_Work to do_
What you return should match every record exactly, with the images removed.

_Record list_
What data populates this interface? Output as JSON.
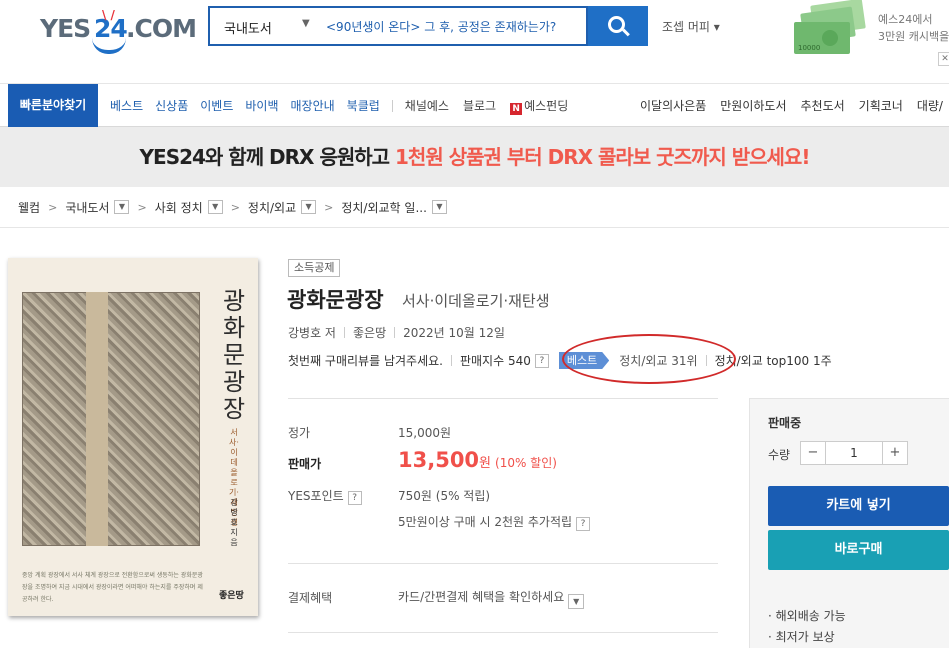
{
  "header": {
    "logo": {
      "part1": "YES",
      "part2": "24",
      "part3": ".COM"
    },
    "search": {
      "category": "국내도서",
      "value": "<90년생이 온다> 그 후, 공정은 존재하는가?"
    },
    "user_menu": "조셉 머피 ▾",
    "promo_line1": "예스24에서",
    "promo_line2": "3만원 캐시백을"
  },
  "nav": {
    "quick": "빠른분야찾기",
    "items": [
      "베스트",
      "신상품",
      "이벤트",
      "바이백",
      "매장안내",
      "북클럽"
    ],
    "channel": [
      "채널예스",
      "블로그"
    ],
    "funding": "예스펀딩",
    "right": [
      "이달의사은품",
      "만원이하도서",
      "추천도서",
      "기획코너",
      "대량/"
    ]
  },
  "banner": {
    "part1": "YES24와 함께 DRX 응원하고 ",
    "part2": "1천원 상품권 부터 DRX 콜라보 굿즈까지 받으세요!"
  },
  "breadcrumb": [
    "웰컴",
    "국내도서",
    "사회 정치",
    "정치/외교",
    "정치/외교학 일..."
  ],
  "cover": {
    "title": "광화문광장",
    "subtitle": "서사·이데올로기·재탄생",
    "author": "강병호 지음",
    "publisher": "좋은땅",
    "blurb": "중앙 계획 광장에서 서사 체계 광장으로 전환함으로써 생동하는 광화문광장을 조명하여 지금 시대에서 광장이라면 어떠해야 하는지를 주장하며 제공하려 한다."
  },
  "book": {
    "tag": "소득공제",
    "title": "광화문광장",
    "subtitle": "서사·이데올로기·재탄생",
    "author": "강병호 저",
    "publisher": "좋은땅",
    "date": "2022년 10월 12일",
    "review": "첫번째 구매리뷰를 남겨주세요.",
    "sales_index": "판매지수 540",
    "best_badge": "베스트",
    "best_rank": "정치/외교 31위",
    "top100": "정치/외교 top100 1주"
  },
  "pricing": {
    "list_label": "정가",
    "list_price": "15,000원",
    "sale_label": "판매가",
    "sale_price": "13,500",
    "won": "원",
    "discount": "(10% 할인)",
    "points_label": "YES포인트",
    "points": "750원 (5% 적립)",
    "extra_points": "5만원이상 구매 시 2천원 추가적립",
    "pay_label": "결제혜택",
    "pay_value": "카드/간편결제 혜택을 확인하세요"
  },
  "purchase": {
    "status": "판매중",
    "qty_label": "수량",
    "qty": "1",
    "cart": "카트에 넣기",
    "buy": "바로구매",
    "notes": [
      "· 해외배송 가능",
      "· 최저가 보상"
    ]
  }
}
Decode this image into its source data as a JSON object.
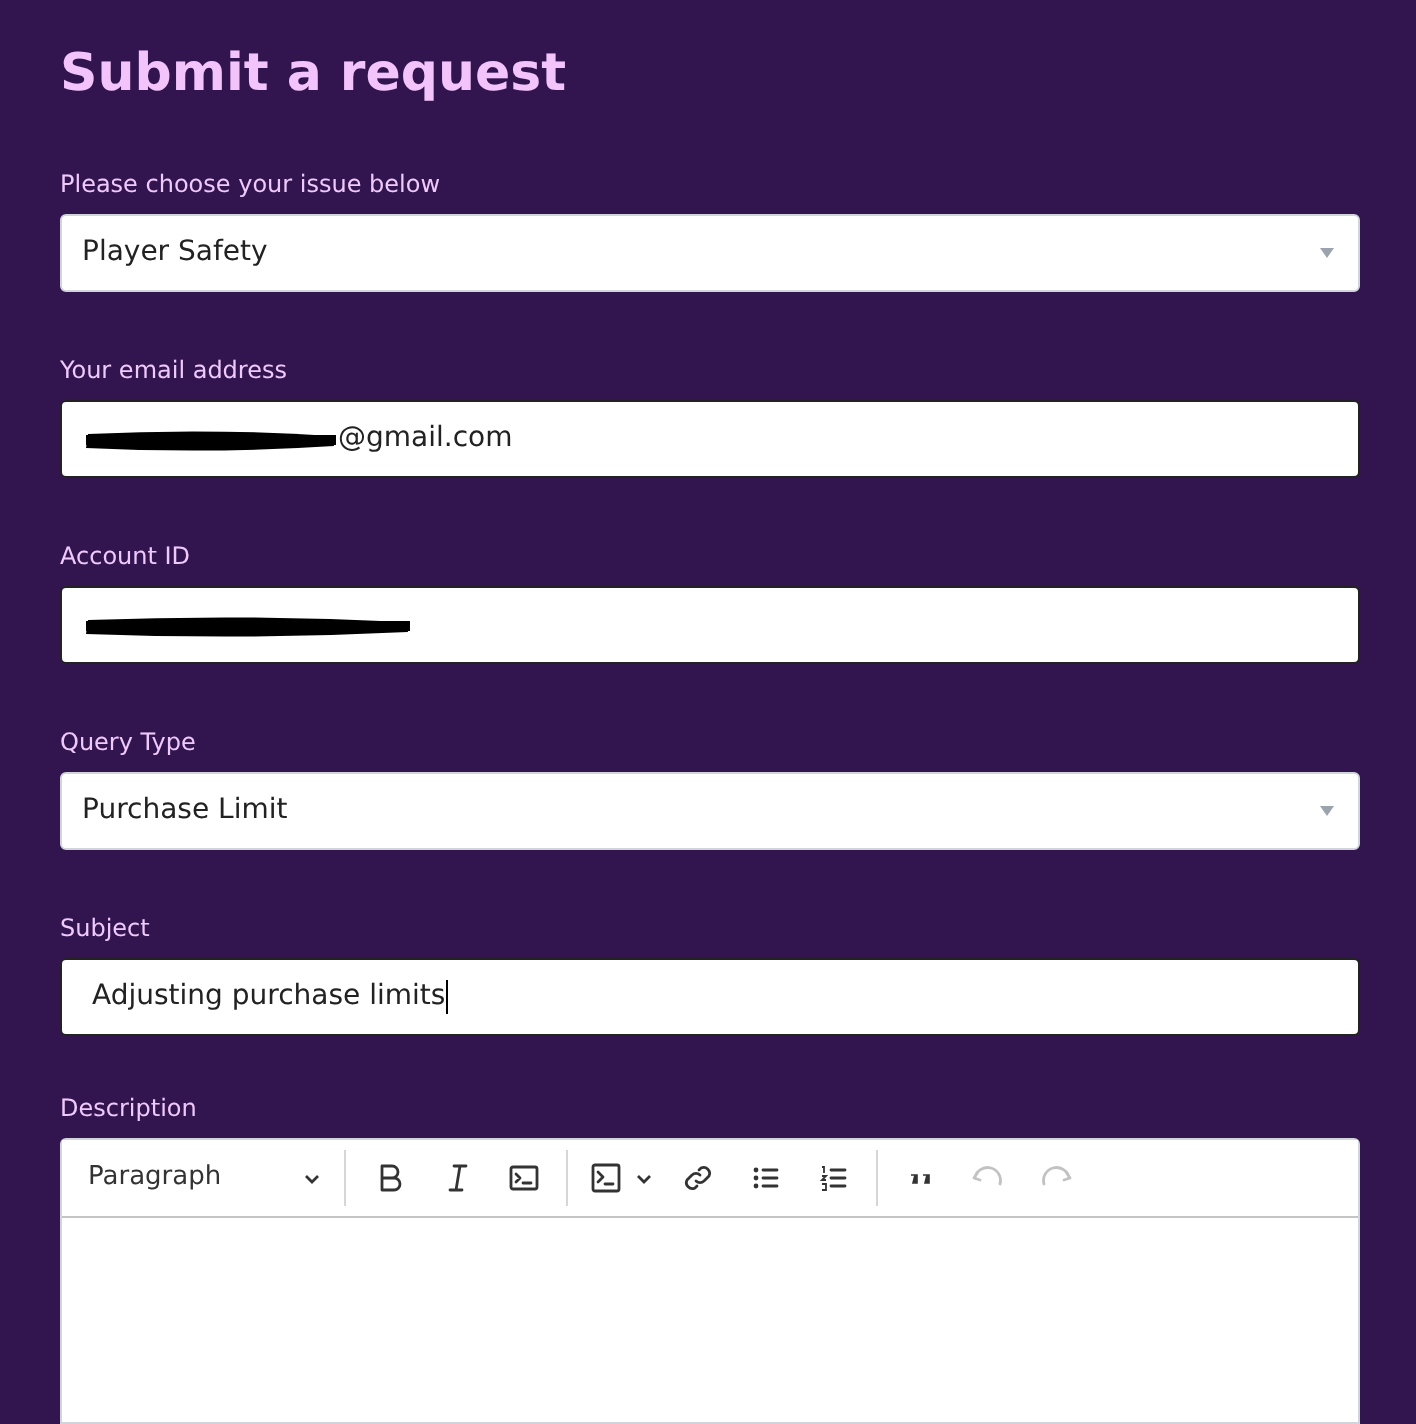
{
  "title": "Submit a request",
  "fields": [
    {
      "kind": "select",
      "label": "Please choose your issue below",
      "value": "Player Safety"
    },
    {
      "kind": "text",
      "label": "Your email address",
      "value": "@gmail.com",
      "redacted": true
    },
    {
      "kind": "text",
      "label": "Account ID",
      "redacted": true
    },
    {
      "kind": "select",
      "label": "Query Type",
      "value": "Purchase Limit"
    },
    {
      "kind": "text",
      "label": "Subject",
      "value": "Adjusting purchase limits",
      "redacted": false,
      "focused": true
    }
  ],
  "description": {
    "label": "Description",
    "toolbar": [
      {
        "kind": "block-format",
        "label": "Paragraph",
        "disabled": false
      },
      {
        "kind": "separator"
      },
      {
        "kind": "bold",
        "disabled": false
      },
      {
        "kind": "italic",
        "disabled": false
      },
      {
        "kind": "code",
        "disabled": false
      },
      {
        "kind": "separator"
      },
      {
        "kind": "code-block",
        "disabled": false
      },
      {
        "kind": "link",
        "disabled": false
      },
      {
        "kind": "bulleted-list",
        "disabled": false
      },
      {
        "kind": "numbered-list",
        "disabled": false
      },
      {
        "kind": "separator"
      },
      {
        "kind": "quote",
        "disabled": false
      },
      {
        "kind": "undo",
        "disabled": true
      },
      {
        "kind": "redo",
        "disabled": true
      }
    ]
  }
}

_Answer to the problem_
What data populates this interface? Output as JSON.
{
  "header": {
    "logo": {
      "part1": "YES",
      "part2": "24",
      "part3": ".COM"
    },
    "search": {
      "category": "국내도서",
      "value": "<90년생이 온다> 그 후, 공정은 존재하는가?"
    },
    "user_menu": "조셉 머피 ▾",
    "promo_line1": "예스24에서",
    "promo_line2": "3만원 캐시백을"
  },
  "nav": {
    "quick": "빠른분야찾기",
    "items": [
      "베스트",
      "신상품",
      "이벤트",
      "바이백",
      "매장안내",
      "북클럽"
    ],
    "channel": [
      "채널예스",
      "블로그"
    ],
    "funding": "예스펀딩",
    "right": [
      "이달의사은품",
      "만원이하도서",
      "추천도서",
      "기획코너",
      "대량/"
    ]
  },
  "banner": {
    "part1": "YES24와 함께 DRX 응원하고 ",
    "part2": "1천원 상품권 부터 DRX 콜라보 굿즈까지 받으세요!"
  },
  "breadcrumb": [
    "웰컴",
    "국내도서",
    "사회 정치",
    "정치/외교",
    "정치/외교학 일..."
  ],
  "cover": {
    "title": "광화문광장",
    "subtitle": "서사·이데올로기·재탄생",
    "author": "강병호 지음",
    "publisher": "좋은땅",
    "blurb": "중앙 계획 광장에서 서사 체계 광장으로 전환함으로써 생동하는 광화문광장을 조명하여 지금 시대에서 광장이라면 어떠해야 하는지를 주장하며 제공하려 한다."
  },
  "book": {
    "tag": "소득공제",
    "title": "광화문광장",
    "subtitle": "서사·이데올로기·재탄생",
    "author": "강병호 저",
    "publisher": "좋은땅",
    "date": "2022년 10월 12일",
    "review": "첫번째 구매리뷰를 남겨주세요.",
    "sales_index": "판매지수 540",
    "best_badge": "베스트",
    "best_rank": "정치/외교 31위",
    "top100": "정치/외교 top100 1주"
  },
  "pricing": {
    "list_label": "정가",
    "list_price": "15,000원",
    "sale_label": "판매가",
    "sale_price": "13,500",
    "won": "원",
    "discount": "(10% 할인)",
    "points_label": "YES포인트",
    "points": "750원 (5% 적립)",
    "extra_points": "5만원이상 구매 시 2천원 추가적립",
    "pay_label": "결제혜택",
    "pay_value": "카드/간편결제 혜택을 확인하세요"
  },
  "purchase": {
    "status": "판매중",
    "qty_label": "수량",
    "qty": "1",
    "cart": "카트에 넣기",
    "buy": "바로구매",
    "notes": [
      "· 해외배송 가능",
      "· 최저가 보상"
    ]
  }
}
Decode this image into its source data as a JSON object.
{
  "title": "Submit a request",
  "fields": [
    {
      "kind": "select",
      "label": "Please choose your issue below",
      "value": "Player Safety"
    },
    {
      "kind": "text",
      "label": "Your email address",
      "value": "@gmail.com",
      "redacted": true
    },
    {
      "kind": "text",
      "label": "Account ID",
      "redacted": true
    },
    {
      "kind": "select",
      "label": "Query Type",
      "value": "Purchase Limit"
    },
    {
      "kind": "text",
      "label": "Subject",
      "value": "Adjusting purchase limits",
      "redacted": false,
      "focused": true
    }
  ],
  "description": {
    "label": "Description",
    "toolbar": [
      {
        "kind": "block-format",
        "label": "Paragraph",
        "disabled": false
      },
      {
        "kind": "separator"
      },
      {
        "kind": "bold",
        "disabled": false
      },
      {
        "kind": "italic",
        "disabled": false
      },
      {
        "kind": "code",
        "disabled": false
      },
      {
        "kind": "separator"
      },
      {
        "kind": "code-block",
        "disabled": false
      },
      {
        "kind": "link",
        "disabled": false
      },
      {
        "kind": "bulleted-list",
        "disabled": false
      },
      {
        "kind": "numbered-list",
        "disabled": false
      },
      {
        "kind": "separator"
      },
      {
        "kind": "quote",
        "disabled": false
      },
      {
        "kind": "undo",
        "disabled": true
      },
      {
        "kind": "redo",
        "disabled": true
      }
    ]
  }
}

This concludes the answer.